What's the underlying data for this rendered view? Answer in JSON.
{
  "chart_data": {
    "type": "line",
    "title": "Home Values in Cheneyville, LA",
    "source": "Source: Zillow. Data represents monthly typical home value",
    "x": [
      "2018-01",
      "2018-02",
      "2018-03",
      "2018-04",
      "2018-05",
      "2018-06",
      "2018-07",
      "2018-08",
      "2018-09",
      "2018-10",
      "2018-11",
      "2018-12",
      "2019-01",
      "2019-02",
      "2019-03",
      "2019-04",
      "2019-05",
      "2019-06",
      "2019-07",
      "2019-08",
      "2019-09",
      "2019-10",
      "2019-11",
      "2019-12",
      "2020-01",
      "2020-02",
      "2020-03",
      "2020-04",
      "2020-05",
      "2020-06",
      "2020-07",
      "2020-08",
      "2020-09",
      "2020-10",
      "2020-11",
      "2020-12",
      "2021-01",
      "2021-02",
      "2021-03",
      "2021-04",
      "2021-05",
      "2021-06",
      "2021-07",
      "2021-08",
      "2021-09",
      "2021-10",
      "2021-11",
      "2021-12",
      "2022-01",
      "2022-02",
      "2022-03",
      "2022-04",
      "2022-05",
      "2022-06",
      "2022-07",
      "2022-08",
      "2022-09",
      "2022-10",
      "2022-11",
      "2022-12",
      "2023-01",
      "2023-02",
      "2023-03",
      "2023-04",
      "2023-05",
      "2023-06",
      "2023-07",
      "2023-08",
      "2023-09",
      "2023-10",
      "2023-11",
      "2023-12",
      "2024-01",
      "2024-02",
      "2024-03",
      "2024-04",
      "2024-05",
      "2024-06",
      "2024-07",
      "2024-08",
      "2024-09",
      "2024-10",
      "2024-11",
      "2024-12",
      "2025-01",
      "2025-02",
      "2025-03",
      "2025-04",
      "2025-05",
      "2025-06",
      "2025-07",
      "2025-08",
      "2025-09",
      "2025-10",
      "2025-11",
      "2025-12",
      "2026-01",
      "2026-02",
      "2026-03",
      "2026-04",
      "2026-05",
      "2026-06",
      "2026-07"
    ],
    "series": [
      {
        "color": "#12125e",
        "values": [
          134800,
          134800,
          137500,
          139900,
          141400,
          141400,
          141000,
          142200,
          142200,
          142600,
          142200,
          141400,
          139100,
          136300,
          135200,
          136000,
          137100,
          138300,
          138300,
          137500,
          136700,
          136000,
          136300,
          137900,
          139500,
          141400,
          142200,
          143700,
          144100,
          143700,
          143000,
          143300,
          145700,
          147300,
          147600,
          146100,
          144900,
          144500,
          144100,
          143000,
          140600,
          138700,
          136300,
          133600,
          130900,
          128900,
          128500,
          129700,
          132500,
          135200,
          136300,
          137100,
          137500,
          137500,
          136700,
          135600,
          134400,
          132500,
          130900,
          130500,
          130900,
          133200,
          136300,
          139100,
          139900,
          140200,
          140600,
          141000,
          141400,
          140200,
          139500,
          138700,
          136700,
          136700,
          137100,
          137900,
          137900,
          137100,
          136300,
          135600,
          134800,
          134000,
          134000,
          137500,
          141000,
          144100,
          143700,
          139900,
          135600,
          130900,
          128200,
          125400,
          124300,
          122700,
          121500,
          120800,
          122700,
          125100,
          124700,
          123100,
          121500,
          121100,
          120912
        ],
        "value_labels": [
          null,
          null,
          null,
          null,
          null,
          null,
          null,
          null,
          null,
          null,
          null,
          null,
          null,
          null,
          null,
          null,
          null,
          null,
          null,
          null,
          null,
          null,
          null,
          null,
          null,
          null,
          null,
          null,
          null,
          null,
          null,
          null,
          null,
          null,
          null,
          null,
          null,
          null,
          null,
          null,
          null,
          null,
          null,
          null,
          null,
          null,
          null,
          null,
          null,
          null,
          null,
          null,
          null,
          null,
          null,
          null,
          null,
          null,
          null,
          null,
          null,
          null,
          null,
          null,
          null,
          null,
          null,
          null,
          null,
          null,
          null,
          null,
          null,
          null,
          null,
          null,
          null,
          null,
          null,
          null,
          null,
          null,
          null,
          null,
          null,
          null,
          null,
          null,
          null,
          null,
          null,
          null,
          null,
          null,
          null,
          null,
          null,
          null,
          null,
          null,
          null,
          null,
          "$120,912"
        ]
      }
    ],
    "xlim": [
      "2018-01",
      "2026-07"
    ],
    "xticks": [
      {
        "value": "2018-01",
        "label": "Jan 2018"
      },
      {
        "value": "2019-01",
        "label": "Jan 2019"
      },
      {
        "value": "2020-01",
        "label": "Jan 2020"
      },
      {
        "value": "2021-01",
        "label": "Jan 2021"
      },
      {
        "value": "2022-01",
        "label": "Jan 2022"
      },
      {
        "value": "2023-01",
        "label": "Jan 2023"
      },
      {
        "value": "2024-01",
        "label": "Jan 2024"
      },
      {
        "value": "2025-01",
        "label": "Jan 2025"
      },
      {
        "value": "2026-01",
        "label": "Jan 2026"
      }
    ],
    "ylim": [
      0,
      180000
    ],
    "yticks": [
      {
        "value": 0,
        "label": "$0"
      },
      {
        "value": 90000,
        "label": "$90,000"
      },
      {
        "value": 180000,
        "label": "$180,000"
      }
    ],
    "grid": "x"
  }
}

*EXERCISE TASK*
Write out the whole listing exactly.

*OUTPUT BELOW*
What's the underlying data for this rendered view? Answer in JSON.
{
  "chart_data": {
    "type": "line",
    "title": "Home Values in Cheneyville, LA",
    "source": "Source: Zillow. Data represents monthly typical home value",
    "x": [
      "2018-01",
      "2018-02",
      "2018-03",
      "2018-04",
      "2018-05",
      "2018-06",
      "2018-07",
      "2018-08",
      "2018-09",
      "2018-10",
      "2018-11",
      "2018-12",
      "2019-01",
      "2019-02",
      "2019-03",
      "2019-04",
      "2019-05",
      "2019-06",
      "2019-07",
      "2019-08",
      "2019-09",
      "2019-10",
      "2019-11",
      "2019-12",
      "2020-01",
      "2020-02",
      "2020-03",
      "2020-04",
      "2020-05",
      "2020-06",
      "2020-07",
      "2020-08",
      "2020-09",
      "2020-10",
      "2020-11",
      "2020-12",
      "2021-01",
      "2021-02",
      "2021-03",
      "2021-04",
      "2021-05",
      "2021-06",
      "2021-07",
      "2021-08",
      "2021-09",
      "2021-10",
      "2021-11",
      "2021-12",
      "2022-01",
      "2022-02",
      "2022-03",
      "2022-04",
      "2022-05",
      "2022-06",
      "2022-07",
      "2022-08",
      "2022-09",
      "2022-10",
      "2022-11",
      "2022-12",
      "2023-01",
      "2023-02",
      "2023-03",
      "2023-04",
      "2023-05",
      "2023-06",
      "2023-07",
      "2023-08",
      "2023-09",
      "2023-10",
      "2023-11",
      "2023-12",
      "2024-01",
      "2024-02",
      "2024-03",
      "2024-04",
      "2024-05",
      "2024-06",
      "2024-07",
      "2024-08",
      "2024-09",
      "2024-10",
      "2024-11",
      "2024-12",
      "2025-01",
      "2025-02",
      "2025-03",
      "2025-04",
      "2025-05",
      "2025-06",
      "2025-07",
      "2025-08",
      "2025-09",
      "2025-10",
      "2025-11",
      "2025-12",
      "2026-01",
      "2026-02",
      "2026-03",
      "2026-04",
      "2026-05",
      "2026-06",
      "2026-07"
    ],
    "series": [
      {
        "color": "#12125e",
        "values": [
          134800,
          134800,
          137500,
          139900,
          141400,
          141400,
          141000,
          142200,
          142200,
          142600,
          142200,
          141400,
          139100,
          136300,
          135200,
          136000,
          137100,
          138300,
          138300,
          137500,
          136700,
          136000,
          136300,
          137900,
          139500,
          141400,
          142200,
          143700,
          144100,
          143700,
          143000,
          143300,
          145700,
          147300,
          147600,
          146100,
          144900,
          144500,
          144100,
          143000,
          140600,
          138700,
          136300,
          133600,
          130900,
          128900,
          128500,
          129700,
          132500,
          135200,
          136300,
          137100,
          137500,
          137500,
          136700,
          135600,
          134400,
          132500,
          130900,
          130500,
          130900,
          133200,
          136300,
          139100,
          139900,
          140200,
          140600,
          141000,
          141400,
          140200,
          139500,
          138700,
          136700,
          136700,
          137100,
          137900,
          137900,
          137100,
          136300,
          135600,
          134800,
          134000,
          134000,
          137500,
          141000,
          144100,
          143700,
          139900,
          135600,
          130900,
          128200,
          125400,
          124300,
          122700,
          121500,
          120800,
          122700,
          125100,
          124700,
          123100,
          121500,
          121100,
          120912
        ],
        "value_labels": [
          null,
          null,
          null,
          null,
          null,
          null,
          null,
          null,
          null,
          null,
          null,
          null,
          null,
          null,
          null,
          null,
          null,
          null,
          null,
          null,
          null,
          null,
          null,
          null,
          null,
          null,
          null,
          null,
          null,
          null,
          null,
          null,
          null,
          null,
          null,
          null,
          null,
          null,
          null,
          null,
          null,
          null,
          null,
          null,
          null,
          null,
          null,
          null,
          null,
          null,
          null,
          null,
          null,
          null,
          null,
          null,
          null,
          null,
          null,
          null,
          null,
          null,
          null,
          null,
          null,
          null,
          null,
          null,
          null,
          null,
          null,
          null,
          null,
          null,
          null,
          null,
          null,
          null,
          null,
          null,
          null,
          null,
          null,
          null,
          null,
          null,
          null,
          null,
          null,
          null,
          null,
          null,
          null,
          null,
          null,
          null,
          null,
          null,
          null,
          null,
          null,
          null,
          "$120,912"
        ]
      }
    ],
    "xlim": [
      "2018-01",
      "2026-07"
    ],
    "xticks": [
      {
        "value": "2018-01",
        "label": "Jan 2018"
      },
      {
        "value": "2019-01",
        "label": "Jan 2019"
      },
      {
        "value": "2020-01",
        "label": "Jan 2020"
      },
      {
        "value": "2021-01",
        "label": "Jan 2021"
      },
      {
        "value": "2022-01",
        "label": "Jan 2022"
      },
      {
        "value": "2023-01",
        "label": "Jan 2023"
      },
      {
        "value": "2024-01",
        "label": "Jan 2024"
      },
      {
        "value": "2025-01",
        "label": "Jan 2025"
      },
      {
        "value": "2026-01",
        "label": "Jan 2026"
      }
    ],
    "ylim": [
      0,
      180000
    ],
    "yticks": [
      {
        "value": 0,
        "label": "$0"
      },
      {
        "value": 90000,
        "label": "$90,000"
      },
      {
        "value": 180000,
        "label": "$180,000"
      }
    ],
    "grid": "x"
  }
}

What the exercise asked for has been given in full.